_Instruction_. Retype the whole listing verbatim and keep the pictures out of it.

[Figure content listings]

>>>>>

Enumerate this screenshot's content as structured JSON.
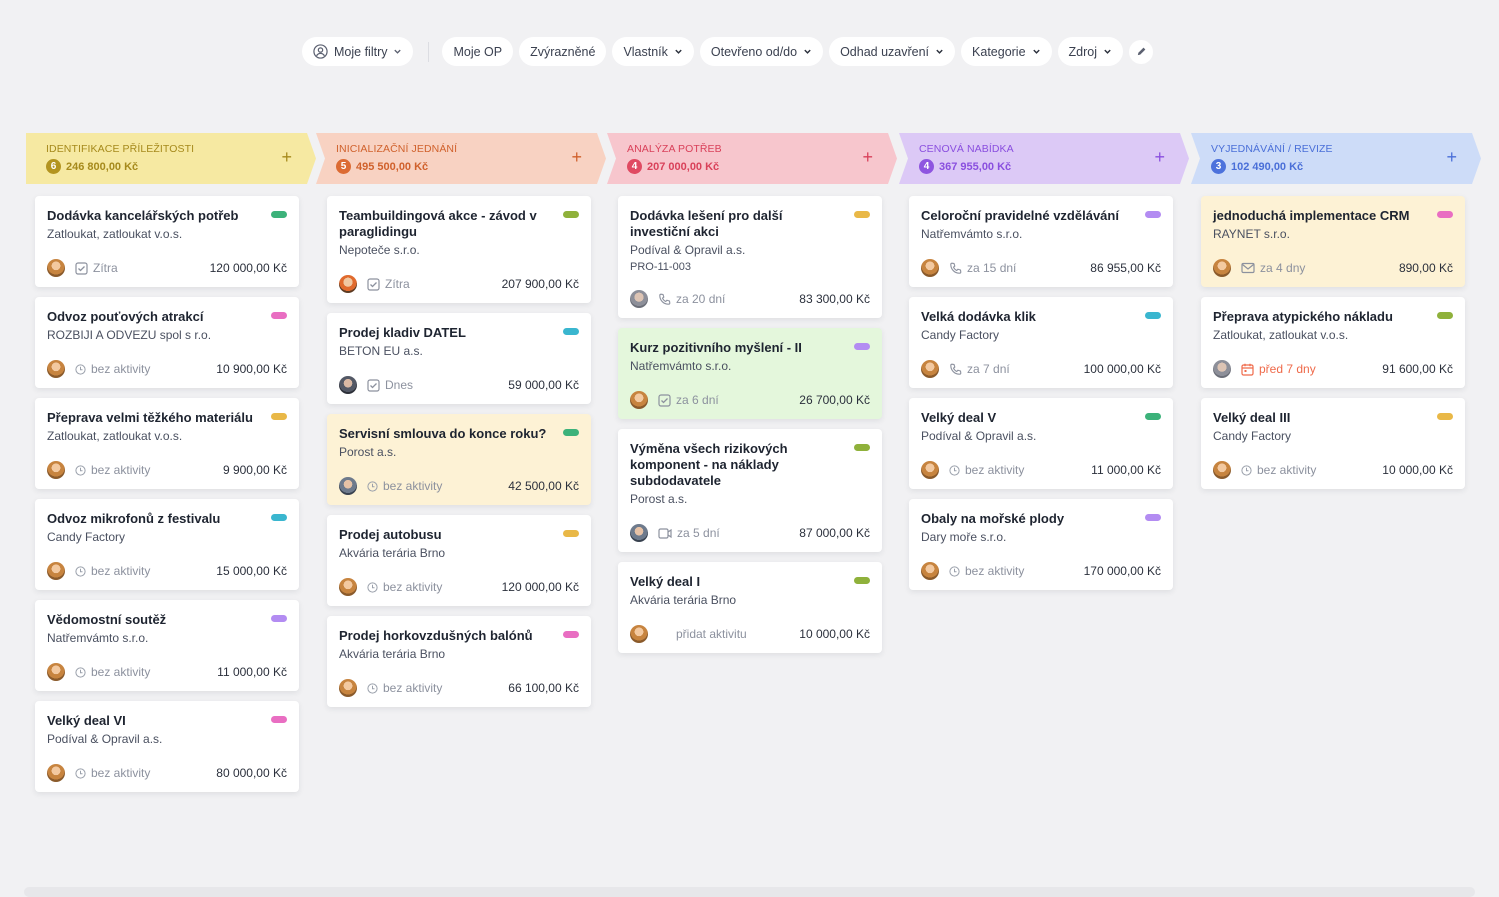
{
  "filters": {
    "my_filters": "Moje filtry",
    "chips": [
      {
        "label": "Moje OP",
        "dropdown": false
      },
      {
        "label": "Zvýrazněné",
        "dropdown": false
      },
      {
        "label": "Vlastník",
        "dropdown": true
      },
      {
        "label": "Otevřeno od/do",
        "dropdown": true
      },
      {
        "label": "Odhad uzavření",
        "dropdown": true
      },
      {
        "label": "Kategorie",
        "dropdown": true
      },
      {
        "label": "Zdroj",
        "dropdown": true
      }
    ],
    "edit_icon": "pencil-icon"
  },
  "colors": {
    "pill_green": "#3cb27a",
    "pill_pink": "#e96ec2",
    "pill_yellow": "#e9b847",
    "pill_blue": "#3ab6cf",
    "pill_purple": "#b38cf2",
    "pill_olive": "#8fb13b"
  },
  "stages": [
    {
      "title": "IDENTIFIKACE PŘÍLEŽITOSTI",
      "count": "6",
      "sum": "246 800,00 Kč",
      "bg": "#f6e9a2",
      "fg": "#a68a1c",
      "badge": "#b39420"
    },
    {
      "title": "INICIALIZAČNÍ JEDNÁNÍ",
      "count": "5",
      "sum": "495 500,00 Kč",
      "bg": "#f8d2c2",
      "fg": "#d0612c",
      "badge": "#dc6b33"
    },
    {
      "title": "ANALÝZA POTŘEB",
      "count": "4",
      "sum": "207 000,00 Kč",
      "bg": "#f7c6cd",
      "fg": "#d9415a",
      "badge": "#e04a62"
    },
    {
      "title": "CENOVÁ NABÍDKA",
      "count": "4",
      "sum": "367 955,00 Kč",
      "bg": "#dcc9f6",
      "fg": "#8a4fdf",
      "badge": "#8e55e0"
    },
    {
      "title": "VYJEDNÁVÁNÍ / REVIZE",
      "count": "3",
      "sum": "102 490,00 Kč",
      "bg": "#cddcf8",
      "fg": "#4a6fd8",
      "badge": "#4c72dc"
    }
  ],
  "columns": [
    [
      {
        "title": "Dodávka kancelářských potřeb",
        "company": "Zatloukat, zatloukat v.o.s.",
        "pill": "green",
        "avatar": "av1",
        "icon": "task-icon",
        "activity": "Zítra",
        "amount": "120 000,00 Kč"
      },
      {
        "title": "Odvoz pouťových atrakcí",
        "company": "ROZBIJI A ODVEZU spol s r.o.",
        "pill": "pink",
        "avatar": "av1",
        "icon": "no-activity-icon",
        "activity": "bez aktivity",
        "amount": "10 900,00 Kč"
      },
      {
        "title": "Přeprava velmi těžkého materiálu",
        "company": "Zatloukat, zatloukat v.o.s.",
        "pill": "yellow",
        "avatar": "av1",
        "icon": "no-activity-icon",
        "activity": "bez aktivity",
        "amount": "9 900,00 Kč"
      },
      {
        "title": "Odvoz mikrofonů z festivalu",
        "company": "Candy Factory",
        "pill": "blue",
        "avatar": "av1",
        "icon": "no-activity-icon",
        "activity": "bez aktivity",
        "amount": "15 000,00 Kč"
      },
      {
        "title": "Vědomostní soutěž",
        "company": "Natřemvámto s.r.o.",
        "pill": "purple",
        "avatar": "av1",
        "icon": "no-activity-icon",
        "activity": "bez aktivity",
        "amount": "11 000,00 Kč"
      },
      {
        "title": "Velký deal VI",
        "company": "Podíval & Opravil a.s.",
        "pill": "pink",
        "avatar": "av1",
        "icon": "no-activity-icon",
        "activity": "bez aktivity",
        "amount": "80 000,00 Kč"
      }
    ],
    [
      {
        "title": "Teambuildingová akce - závod v paraglidingu",
        "company": "Nepoteče s.r.o.",
        "pill": "olive",
        "avatar": "av2",
        "icon": "task-icon",
        "activity": "Zítra",
        "amount": "207 900,00 Kč"
      },
      {
        "title": "Prodej kladiv DATEL",
        "company": "BETON EU a.s.",
        "pill": "blue",
        "avatar": "av3",
        "icon": "task-icon",
        "activity": "Dnes",
        "amount": "59 000,00 Kč"
      },
      {
        "title": "Servisní smlouva do konce roku?",
        "company": "Porost a.s.",
        "pill": "green",
        "avatar": "av5",
        "icon": "no-activity-icon",
        "activity": "bez aktivity",
        "amount": "42 500,00 Kč",
        "bg": "yellow"
      },
      {
        "title": "Prodej autobusu",
        "company": "Akvária terária Brno",
        "pill": "yellow",
        "avatar": "av1",
        "icon": "no-activity-icon",
        "activity": "bez aktivity",
        "amount": "120 000,00 Kč"
      },
      {
        "title": "Prodej horkovzdušných balónů",
        "company": "Akvária terária Brno",
        "pill": "pink",
        "avatar": "av1",
        "icon": "no-activity-icon",
        "activity": "bez aktivity",
        "amount": "66 100,00 Kč"
      }
    ],
    [
      {
        "title": "Dodávka lešení pro další investiční akci",
        "company": "Podíval & Opravil a.s.",
        "code": "PRO-11-003",
        "pill": "yellow",
        "avatar": "av4",
        "icon": "phone-icon",
        "activity": "za 20 dní",
        "amount": "83 300,00 Kč"
      },
      {
        "title": "Kurz pozitivního myšlení - II",
        "company": "Natřemvámto s.r.o.",
        "pill": "purple",
        "avatar": "av1",
        "icon": "task-icon",
        "activity": "za 6 dní",
        "amount": "26 700,00 Kč",
        "bg": "green"
      },
      {
        "title": "Výměna všech rizikových komponent - na náklady subdodavatele",
        "company": "Porost a.s.",
        "pill": "olive",
        "avatar": "av5",
        "icon": "meeting-icon",
        "activity": "za 5 dní",
        "amount": "87 000,00 Kč"
      },
      {
        "title": "Velký deal I",
        "company": "Akvária terária Brno",
        "pill": "olive",
        "avatar": "av1",
        "icon": "none",
        "activity": "přidat aktivitu",
        "amount": "10 000,00 Kč"
      }
    ],
    [
      {
        "title": "Celoroční pravidelné vzdělávání",
        "company": "Natřemvámto s.r.o.",
        "pill": "purple",
        "avatar": "av1",
        "icon": "phone-icon",
        "activity": "za 15 dní",
        "amount": "86 955,00 Kč"
      },
      {
        "title": "Velká dodávka klik",
        "company": "Candy Factory",
        "pill": "blue",
        "avatar": "av1",
        "icon": "phone-icon",
        "activity": "za 7 dní",
        "amount": "100 000,00 Kč"
      },
      {
        "title": "Velký deal V",
        "company": "Podíval & Opravil a.s.",
        "pill": "green",
        "avatar": "av1",
        "icon": "no-activity-icon",
        "activity": "bez aktivity",
        "amount": "11 000,00 Kč"
      },
      {
        "title": "Obaly na mořské plody",
        "company": "Dary moře s.r.o.",
        "pill": "purple",
        "avatar": "av1",
        "icon": "no-activity-icon",
        "activity": "bez aktivity",
        "amount": "170 000,00 Kč"
      }
    ],
    [
      {
        "title": "jednoduchá implementace CRM",
        "company": "RAYNET s.r.o.",
        "pill": "pink",
        "avatar": "av1",
        "icon": "mail-icon",
        "activity": "za 4 dny",
        "amount": "890,00 Kč",
        "bg": "yellow"
      },
      {
        "title": "Přeprava atypického nákladu",
        "company": "Zatloukat, zatloukat v.o.s.",
        "pill": "olive",
        "avatar": "av4",
        "icon": "calendar-icon",
        "activity": "před 7 dny",
        "amount": "91 600,00 Kč",
        "overdue": true
      },
      {
        "title": "Velký deal III",
        "company": "Candy Factory",
        "pill": "yellow",
        "avatar": "av1",
        "icon": "no-activity-icon",
        "activity": "bez aktivity",
        "amount": "10 000,00 Kč"
      }
    ]
  ]
}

<<<<<

_Response to the exercise_.
Enumerate this screenshot's content as structured JSON.
{
  "filters": {
    "my_filters": "Moje filtry",
    "chips": [
      {
        "label": "Moje OP",
        "dropdown": false
      },
      {
        "label": "Zvýrazněné",
        "dropdown": false
      },
      {
        "label": "Vlastník",
        "dropdown": true
      },
      {
        "label": "Otevřeno od/do",
        "dropdown": true
      },
      {
        "label": "Odhad uzavření",
        "dropdown": true
      },
      {
        "label": "Kategorie",
        "dropdown": true
      },
      {
        "label": "Zdroj",
        "dropdown": true
      }
    ],
    "edit_icon": "pencil-icon"
  },
  "colors": {
    "pill_green": "#3cb27a",
    "pill_pink": "#e96ec2",
    "pill_yellow": "#e9b847",
    "pill_blue": "#3ab6cf",
    "pill_purple": "#b38cf2",
    "pill_olive": "#8fb13b"
  },
  "stages": [
    {
      "title": "IDENTIFIKACE PŘÍLEŽITOSTI",
      "count": "6",
      "sum": "246 800,00 Kč",
      "bg": "#f6e9a2",
      "fg": "#a68a1c",
      "badge": "#b39420"
    },
    {
      "title": "INICIALIZAČNÍ JEDNÁNÍ",
      "count": "5",
      "sum": "495 500,00 Kč",
      "bg": "#f8d2c2",
      "fg": "#d0612c",
      "badge": "#dc6b33"
    },
    {
      "title": "ANALÝZA POTŘEB",
      "count": "4",
      "sum": "207 000,00 Kč",
      "bg": "#f7c6cd",
      "fg": "#d9415a",
      "badge": "#e04a62"
    },
    {
      "title": "CENOVÁ NABÍDKA",
      "count": "4",
      "sum": "367 955,00 Kč",
      "bg": "#dcc9f6",
      "fg": "#8a4fdf",
      "badge": "#8e55e0"
    },
    {
      "title": "VYJEDNÁVÁNÍ / REVIZE",
      "count": "3",
      "sum": "102 490,00 Kč",
      "bg": "#cddcf8",
      "fg": "#4a6fd8",
      "badge": "#4c72dc"
    }
  ],
  "columns": [
    [
      {
        "title": "Dodávka kancelářských potřeb",
        "company": "Zatloukat, zatloukat v.o.s.",
        "pill": "green",
        "avatar": "av1",
        "icon": "task-icon",
        "activity": "Zítra",
        "amount": "120 000,00 Kč"
      },
      {
        "title": "Odvoz pouťových atrakcí",
        "company": "ROZBIJI A ODVEZU spol s r.o.",
        "pill": "pink",
        "avatar": "av1",
        "icon": "no-activity-icon",
        "activity": "bez aktivity",
        "amount": "10 900,00 Kč"
      },
      {
        "title": "Přeprava velmi těžkého materiálu",
        "company": "Zatloukat, zatloukat v.o.s.",
        "pill": "yellow",
        "avatar": "av1",
        "icon": "no-activity-icon",
        "activity": "bez aktivity",
        "amount": "9 900,00 Kč"
      },
      {
        "title": "Odvoz mikrofonů z festivalu",
        "company": "Candy Factory",
        "pill": "blue",
        "avatar": "av1",
        "icon": "no-activity-icon",
        "activity": "bez aktivity",
        "amount": "15 000,00 Kč"
      },
      {
        "title": "Vědomostní soutěž",
        "company": "Natřemvámto s.r.o.",
        "pill": "purple",
        "avatar": "av1",
        "icon": "no-activity-icon",
        "activity": "bez aktivity",
        "amount": "11 000,00 Kč"
      },
      {
        "title": "Velký deal VI",
        "company": "Podíval & Opravil a.s.",
        "pill": "pink",
        "avatar": "av1",
        "icon": "no-activity-icon",
        "activity": "bez aktivity",
        "amount": "80 000,00 Kč"
      }
    ],
    [
      {
        "title": "Teambuildingová akce - závod v paraglidingu",
        "company": "Nepoteče s.r.o.",
        "pill": "olive",
        "avatar": "av2",
        "icon": "task-icon",
        "activity": "Zítra",
        "amount": "207 900,00 Kč"
      },
      {
        "title": "Prodej kladiv DATEL",
        "company": "BETON EU a.s.",
        "pill": "blue",
        "avatar": "av3",
        "icon": "task-icon",
        "activity": "Dnes",
        "amount": "59 000,00 Kč"
      },
      {
        "title": "Servisní smlouva do konce roku?",
        "company": "Porost a.s.",
        "pill": "green",
        "avatar": "av5",
        "icon": "no-activity-icon",
        "activity": "bez aktivity",
        "amount": "42 500,00 Kč",
        "bg": "yellow"
      },
      {
        "title": "Prodej autobusu",
        "company": "Akvária terária Brno",
        "pill": "yellow",
        "avatar": "av1",
        "icon": "no-activity-icon",
        "activity": "bez aktivity",
        "amount": "120 000,00 Kč"
      },
      {
        "title": "Prodej horkovzdušných balónů",
        "company": "Akvária terária Brno",
        "pill": "pink",
        "avatar": "av1",
        "icon": "no-activity-icon",
        "activity": "bez aktivity",
        "amount": "66 100,00 Kč"
      }
    ],
    [
      {
        "title": "Dodávka lešení pro další investiční akci",
        "company": "Podíval & Opravil a.s.",
        "code": "PRO-11-003",
        "pill": "yellow",
        "avatar": "av4",
        "icon": "phone-icon",
        "activity": "za 20 dní",
        "amount": "83 300,00 Kč"
      },
      {
        "title": "Kurz pozitivního myšlení - II",
        "company": "Natřemvámto s.r.o.",
        "pill": "purple",
        "avatar": "av1",
        "icon": "task-icon",
        "activity": "za 6 dní",
        "amount": "26 700,00 Kč",
        "bg": "green"
      },
      {
        "title": "Výměna všech rizikových komponent - na náklady subdodavatele",
        "company": "Porost a.s.",
        "pill": "olive",
        "avatar": "av5",
        "icon": "meeting-icon",
        "activity": "za 5 dní",
        "amount": "87 000,00 Kč"
      },
      {
        "title": "Velký deal I",
        "company": "Akvária terária Brno",
        "pill": "olive",
        "avatar": "av1",
        "icon": "none",
        "activity": "přidat aktivitu",
        "amount": "10 000,00 Kč"
      }
    ],
    [
      {
        "title": "Celoroční pravidelné vzdělávání",
        "company": "Natřemvámto s.r.o.",
        "pill": "purple",
        "avatar": "av1",
        "icon": "phone-icon",
        "activity": "za 15 dní",
        "amount": "86 955,00 Kč"
      },
      {
        "title": "Velká dodávka klik",
        "company": "Candy Factory",
        "pill": "blue",
        "avatar": "av1",
        "icon": "phone-icon",
        "activity": "za 7 dní",
        "amount": "100 000,00 Kč"
      },
      {
        "title": "Velký deal V",
        "company": "Podíval & Opravil a.s.",
        "pill": "green",
        "avatar": "av1",
        "icon": "no-activity-icon",
        "activity": "bez aktivity",
        "amount": "11 000,00 Kč"
      },
      {
        "title": "Obaly na mořské plody",
        "company": "Dary moře s.r.o.",
        "pill": "purple",
        "avatar": "av1",
        "icon": "no-activity-icon",
        "activity": "bez aktivity",
        "amount": "170 000,00 Kč"
      }
    ],
    [
      {
        "title": "jednoduchá implementace CRM",
        "company": "RAYNET s.r.o.",
        "pill": "pink",
        "avatar": "av1",
        "icon": "mail-icon",
        "activity": "za 4 dny",
        "amount": "890,00 Kč",
        "bg": "yellow"
      },
      {
        "title": "Přeprava atypického nákladu",
        "company": "Zatloukat, zatloukat v.o.s.",
        "pill": "olive",
        "avatar": "av4",
        "icon": "calendar-icon",
        "activity": "před 7 dny",
        "amount": "91 600,00 Kč",
        "overdue": true
      },
      {
        "title": "Velký deal III",
        "company": "Candy Factory",
        "pill": "yellow",
        "avatar": "av1",
        "icon": "no-activity-icon",
        "activity": "bez aktivity",
        "amount": "10 000,00 Kč"
      }
    ]
  ]
}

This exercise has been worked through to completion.